Return the records in full, exactly as given.
=-=-=-=-=
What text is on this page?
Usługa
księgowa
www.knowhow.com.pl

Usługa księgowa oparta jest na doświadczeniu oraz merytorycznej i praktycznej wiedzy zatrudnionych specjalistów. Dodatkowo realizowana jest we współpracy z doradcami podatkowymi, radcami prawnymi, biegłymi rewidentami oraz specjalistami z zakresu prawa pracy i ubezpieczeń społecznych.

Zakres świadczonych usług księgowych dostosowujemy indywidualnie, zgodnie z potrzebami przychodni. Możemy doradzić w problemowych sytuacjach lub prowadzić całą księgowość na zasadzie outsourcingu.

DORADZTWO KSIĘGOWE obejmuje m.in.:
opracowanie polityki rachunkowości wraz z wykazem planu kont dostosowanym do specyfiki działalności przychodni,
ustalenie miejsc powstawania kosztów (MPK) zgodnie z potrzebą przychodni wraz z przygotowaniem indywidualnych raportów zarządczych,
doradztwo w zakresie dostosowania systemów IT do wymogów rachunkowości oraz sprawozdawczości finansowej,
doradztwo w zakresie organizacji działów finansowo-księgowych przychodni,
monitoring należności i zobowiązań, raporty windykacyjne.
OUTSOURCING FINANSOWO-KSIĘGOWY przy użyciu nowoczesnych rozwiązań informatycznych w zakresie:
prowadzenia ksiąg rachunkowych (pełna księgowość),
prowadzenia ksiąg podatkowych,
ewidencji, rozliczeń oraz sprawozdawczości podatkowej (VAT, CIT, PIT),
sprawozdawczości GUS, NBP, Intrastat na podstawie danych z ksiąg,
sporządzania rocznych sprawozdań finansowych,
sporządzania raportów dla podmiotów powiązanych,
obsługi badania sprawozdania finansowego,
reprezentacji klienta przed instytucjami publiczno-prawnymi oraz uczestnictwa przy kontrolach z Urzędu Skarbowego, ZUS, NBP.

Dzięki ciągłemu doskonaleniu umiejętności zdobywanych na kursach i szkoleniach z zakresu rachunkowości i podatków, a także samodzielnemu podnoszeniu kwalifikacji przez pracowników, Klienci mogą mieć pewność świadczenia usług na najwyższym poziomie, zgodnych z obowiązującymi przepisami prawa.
=-=-=-=-=
Exercise output:
What text is on this page?
Usługa
księgowa
www.knowhow.com.pl

Usługa księgowa oparta jest na doświadczeniu oraz merytorycznej i praktycznej wiedzy zatrudnionych specjalistów. Dodatkowo realizowana jest we współpracy z doradcami podatkowymi, radcami prawnymi, biegłymi rewidentami oraz specjalistami z zakresu prawa pracy i ubezpieczeń społecznych.

Zakres świadczonych usług księgowych dostosowujemy indywidualnie, zgodnie z potrzebami przychodni. Możemy doradzić w problemowych sytuacjach lub prowadzić całą księgowość na zasadzie outsourcingu.

DORADZTWO KSIĘGOWE obejmuje m.in.:
opracowanie polityki rachunkowości wraz z wykazem planu kont dostosowanym do specyfiki działalności przychodni,
ustalenie miejsc powstawania kosztów (MPK) zgodnie z potrzebą przychodni wraz z przygotowaniem indywidualnych raportów zarządczych,
doradztwo w zakresie dostosowania systemów IT do wymogów rachunkowości oraz sprawozdawczości finansowej,
doradztwo w zakresie organizacji działów finansowo-księgowych przychodni,
monitoring należności i zobowiązań, raporty windykacyjne.
OUTSOURCING FINANSOWO-KSIĘGOWY przy użyciu nowoczesnych rozwiązań informatycznych w zakresie:
prowadzenia ksiąg rachunkowych (pełna księgowość),
prowadzenia ksiąg podatkowych,
ewidencji, rozliczeń oraz sprawozdawczości podatkowej (VAT, CIT, PIT),
sprawozdawczości GUS, NBP, Intrastat na podstawie danych z ksiąg,
sporządzania rocznych sprawozdań finansowych,
sporządzania raportów dla podmiotów powiązanych,
obsługi badania sprawozdania finansowego,
reprezentacji klienta przed instytucjami publiczno-prawnymi oraz uczestnictwa przy kontrolach z Urzędu Skarbowego, ZUS, NBP.

Dzięki ciągłemu doskonaleniu umiejętności zdobywanych na kursach i szkoleniach z zakresu rachunkowości i podatków, a także samodzielnemu podnoszeniu kwalifikacji przez pracowników, Klienci mogą mieć pewność świadczenia usług na najwyższym poziomie, zgodnych z obowiązującymi przepisami prawa.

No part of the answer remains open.